*DIRECTION*:
From the listing below, pull out every line where the string "Interactive" appears.

(Data entries)

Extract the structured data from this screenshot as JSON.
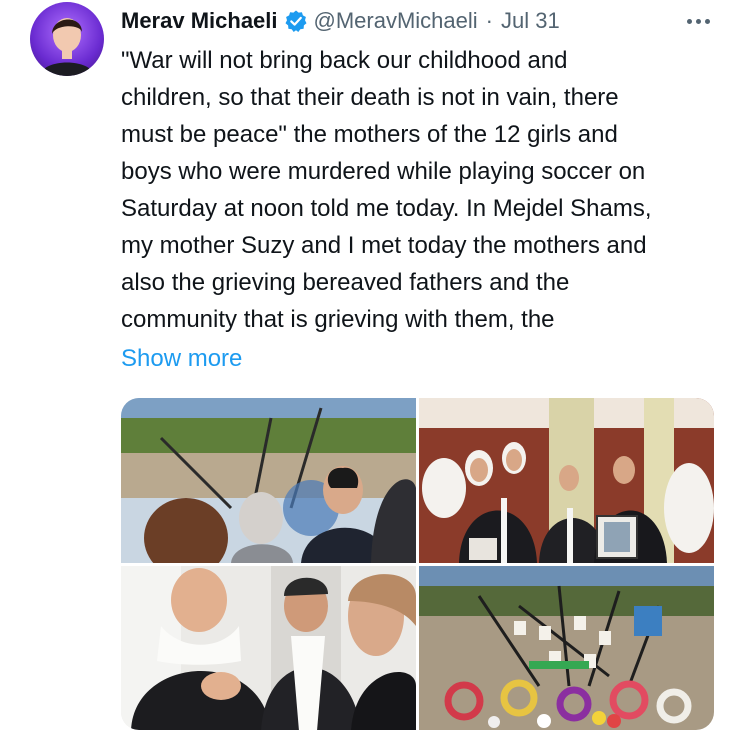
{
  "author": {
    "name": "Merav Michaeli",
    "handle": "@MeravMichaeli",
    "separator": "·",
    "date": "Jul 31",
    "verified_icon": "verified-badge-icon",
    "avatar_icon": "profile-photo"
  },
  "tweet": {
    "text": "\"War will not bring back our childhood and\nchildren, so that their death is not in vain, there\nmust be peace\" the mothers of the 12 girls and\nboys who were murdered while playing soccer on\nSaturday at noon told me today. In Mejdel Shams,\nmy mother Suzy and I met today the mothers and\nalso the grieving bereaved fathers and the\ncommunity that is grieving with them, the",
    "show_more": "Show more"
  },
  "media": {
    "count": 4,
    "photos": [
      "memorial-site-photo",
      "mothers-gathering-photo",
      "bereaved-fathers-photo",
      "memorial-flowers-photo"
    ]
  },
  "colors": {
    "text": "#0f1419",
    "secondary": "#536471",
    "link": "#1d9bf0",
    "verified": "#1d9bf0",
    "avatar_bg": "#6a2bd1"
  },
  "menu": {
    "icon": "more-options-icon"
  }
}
...
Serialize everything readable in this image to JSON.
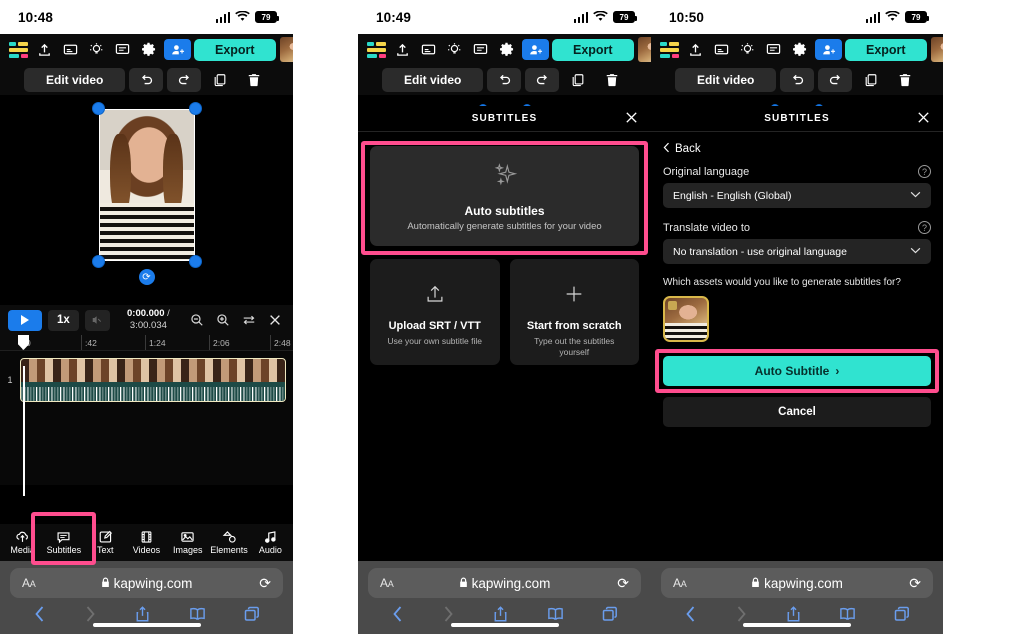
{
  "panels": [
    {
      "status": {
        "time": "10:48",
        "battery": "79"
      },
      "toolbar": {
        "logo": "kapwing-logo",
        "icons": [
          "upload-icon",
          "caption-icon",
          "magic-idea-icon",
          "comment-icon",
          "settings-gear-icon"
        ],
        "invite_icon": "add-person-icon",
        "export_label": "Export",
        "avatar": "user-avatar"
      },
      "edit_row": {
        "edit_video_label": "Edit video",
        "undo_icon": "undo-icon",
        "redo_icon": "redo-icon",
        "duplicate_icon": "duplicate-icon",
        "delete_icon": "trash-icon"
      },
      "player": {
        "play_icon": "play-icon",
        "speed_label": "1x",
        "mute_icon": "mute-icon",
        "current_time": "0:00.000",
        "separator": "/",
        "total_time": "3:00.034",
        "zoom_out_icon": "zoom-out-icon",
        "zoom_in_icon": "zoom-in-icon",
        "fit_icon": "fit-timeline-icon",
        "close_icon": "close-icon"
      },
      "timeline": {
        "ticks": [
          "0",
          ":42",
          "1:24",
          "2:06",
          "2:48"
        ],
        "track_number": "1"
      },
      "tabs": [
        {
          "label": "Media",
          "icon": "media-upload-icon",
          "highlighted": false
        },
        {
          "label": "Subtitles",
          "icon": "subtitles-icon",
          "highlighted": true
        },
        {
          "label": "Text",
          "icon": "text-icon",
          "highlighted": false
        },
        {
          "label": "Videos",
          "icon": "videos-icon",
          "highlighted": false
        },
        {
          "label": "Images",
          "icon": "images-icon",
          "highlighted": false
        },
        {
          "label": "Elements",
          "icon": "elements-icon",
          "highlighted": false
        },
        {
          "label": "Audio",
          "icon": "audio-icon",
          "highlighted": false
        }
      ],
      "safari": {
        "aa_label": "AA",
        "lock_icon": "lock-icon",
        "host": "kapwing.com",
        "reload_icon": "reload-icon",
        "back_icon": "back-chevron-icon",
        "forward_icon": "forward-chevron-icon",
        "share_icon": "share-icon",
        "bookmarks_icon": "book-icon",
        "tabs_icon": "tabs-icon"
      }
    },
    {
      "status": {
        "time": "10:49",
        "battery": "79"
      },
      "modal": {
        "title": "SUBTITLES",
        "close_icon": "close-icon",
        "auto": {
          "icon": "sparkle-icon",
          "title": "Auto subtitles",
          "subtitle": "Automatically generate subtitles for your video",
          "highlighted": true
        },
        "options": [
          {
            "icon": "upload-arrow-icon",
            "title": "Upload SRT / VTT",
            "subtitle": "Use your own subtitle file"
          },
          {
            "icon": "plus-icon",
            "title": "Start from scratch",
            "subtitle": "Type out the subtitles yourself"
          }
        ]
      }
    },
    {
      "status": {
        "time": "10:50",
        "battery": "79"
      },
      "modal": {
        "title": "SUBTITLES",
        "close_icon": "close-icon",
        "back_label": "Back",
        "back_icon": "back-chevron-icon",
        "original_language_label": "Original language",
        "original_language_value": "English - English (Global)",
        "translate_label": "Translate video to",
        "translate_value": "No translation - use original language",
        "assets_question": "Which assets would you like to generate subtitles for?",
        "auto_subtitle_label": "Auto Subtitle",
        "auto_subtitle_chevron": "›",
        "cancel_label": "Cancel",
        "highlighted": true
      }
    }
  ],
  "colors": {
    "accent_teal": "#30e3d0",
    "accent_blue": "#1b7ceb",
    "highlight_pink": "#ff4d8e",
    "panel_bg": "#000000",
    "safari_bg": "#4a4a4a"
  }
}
...
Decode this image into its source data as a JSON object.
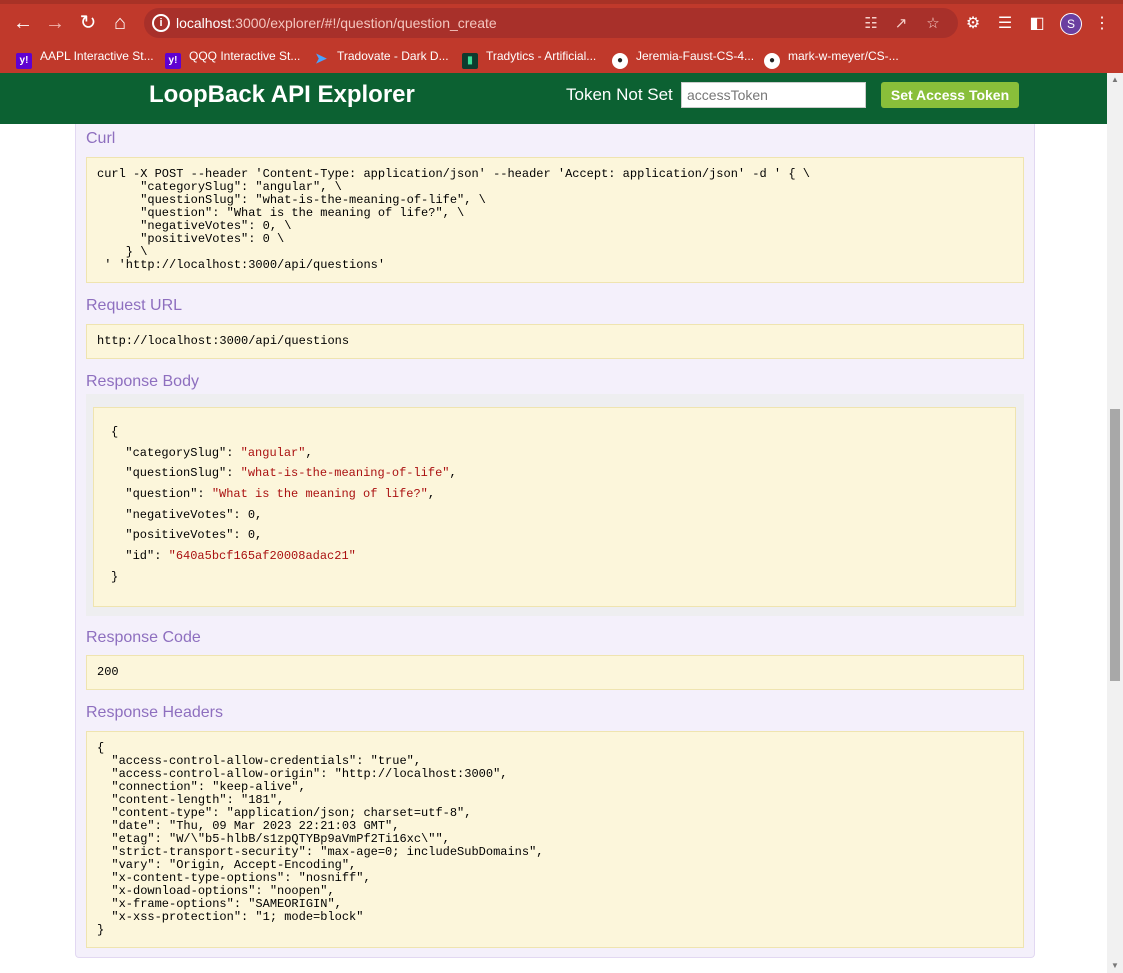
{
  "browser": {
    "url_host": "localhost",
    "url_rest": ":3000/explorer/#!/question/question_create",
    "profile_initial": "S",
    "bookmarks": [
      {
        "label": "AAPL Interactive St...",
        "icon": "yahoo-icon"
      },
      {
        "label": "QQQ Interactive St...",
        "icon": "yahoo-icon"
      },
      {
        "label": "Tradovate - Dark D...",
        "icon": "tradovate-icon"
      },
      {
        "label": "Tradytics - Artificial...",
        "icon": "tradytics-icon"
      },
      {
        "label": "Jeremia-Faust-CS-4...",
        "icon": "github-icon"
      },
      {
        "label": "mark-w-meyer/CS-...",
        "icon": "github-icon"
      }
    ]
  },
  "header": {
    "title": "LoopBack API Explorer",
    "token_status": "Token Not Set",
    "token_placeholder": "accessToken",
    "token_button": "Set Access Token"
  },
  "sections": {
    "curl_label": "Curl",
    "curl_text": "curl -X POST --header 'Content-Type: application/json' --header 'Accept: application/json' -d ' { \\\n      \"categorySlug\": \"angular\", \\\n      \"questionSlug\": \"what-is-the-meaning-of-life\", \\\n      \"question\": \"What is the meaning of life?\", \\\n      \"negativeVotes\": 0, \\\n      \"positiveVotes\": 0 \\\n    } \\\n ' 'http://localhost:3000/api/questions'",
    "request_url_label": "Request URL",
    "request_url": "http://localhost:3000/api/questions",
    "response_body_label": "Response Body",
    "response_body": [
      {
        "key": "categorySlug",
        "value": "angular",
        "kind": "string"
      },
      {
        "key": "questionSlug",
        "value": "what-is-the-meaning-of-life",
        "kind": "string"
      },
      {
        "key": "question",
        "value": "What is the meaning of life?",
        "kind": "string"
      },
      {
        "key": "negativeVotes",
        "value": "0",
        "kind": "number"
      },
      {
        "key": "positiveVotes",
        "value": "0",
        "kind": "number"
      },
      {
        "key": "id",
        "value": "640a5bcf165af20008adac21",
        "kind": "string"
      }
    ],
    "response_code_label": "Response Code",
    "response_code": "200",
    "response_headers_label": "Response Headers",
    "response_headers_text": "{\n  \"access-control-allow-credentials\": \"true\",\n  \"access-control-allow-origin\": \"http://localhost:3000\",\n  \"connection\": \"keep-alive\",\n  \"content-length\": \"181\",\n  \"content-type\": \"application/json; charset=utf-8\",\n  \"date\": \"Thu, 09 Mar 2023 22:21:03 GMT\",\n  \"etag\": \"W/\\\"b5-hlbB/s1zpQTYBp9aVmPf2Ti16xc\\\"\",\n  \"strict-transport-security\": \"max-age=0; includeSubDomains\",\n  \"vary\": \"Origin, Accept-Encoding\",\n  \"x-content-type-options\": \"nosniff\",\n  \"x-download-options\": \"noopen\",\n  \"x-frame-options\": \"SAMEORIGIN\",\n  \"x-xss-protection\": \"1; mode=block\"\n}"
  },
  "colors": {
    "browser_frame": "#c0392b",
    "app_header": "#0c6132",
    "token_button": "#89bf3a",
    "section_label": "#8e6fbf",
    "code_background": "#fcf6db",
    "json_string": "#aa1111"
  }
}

*WRITTEN ANSWER*:
        "label": "AAPL Interactive St...",
        "label": "QQQ Interactive St...",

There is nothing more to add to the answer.